[Collected data]
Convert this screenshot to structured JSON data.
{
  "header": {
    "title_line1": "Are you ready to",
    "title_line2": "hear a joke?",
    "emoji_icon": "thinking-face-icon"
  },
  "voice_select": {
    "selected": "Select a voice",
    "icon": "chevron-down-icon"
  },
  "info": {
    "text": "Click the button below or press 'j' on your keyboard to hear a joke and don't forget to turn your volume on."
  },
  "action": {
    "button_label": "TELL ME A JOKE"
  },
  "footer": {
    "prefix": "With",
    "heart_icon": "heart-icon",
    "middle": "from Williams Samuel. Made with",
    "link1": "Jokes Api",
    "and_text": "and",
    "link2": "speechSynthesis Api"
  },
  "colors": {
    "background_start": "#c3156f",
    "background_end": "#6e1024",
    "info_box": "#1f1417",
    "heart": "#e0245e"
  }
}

## What the task requires
Go through the records and gather the lines that hold "icon".

## Exercise response
    "emoji_icon": "thinking-face-icon"
    "icon": "chevron-down-icon"
    "heart_icon": "heart-icon",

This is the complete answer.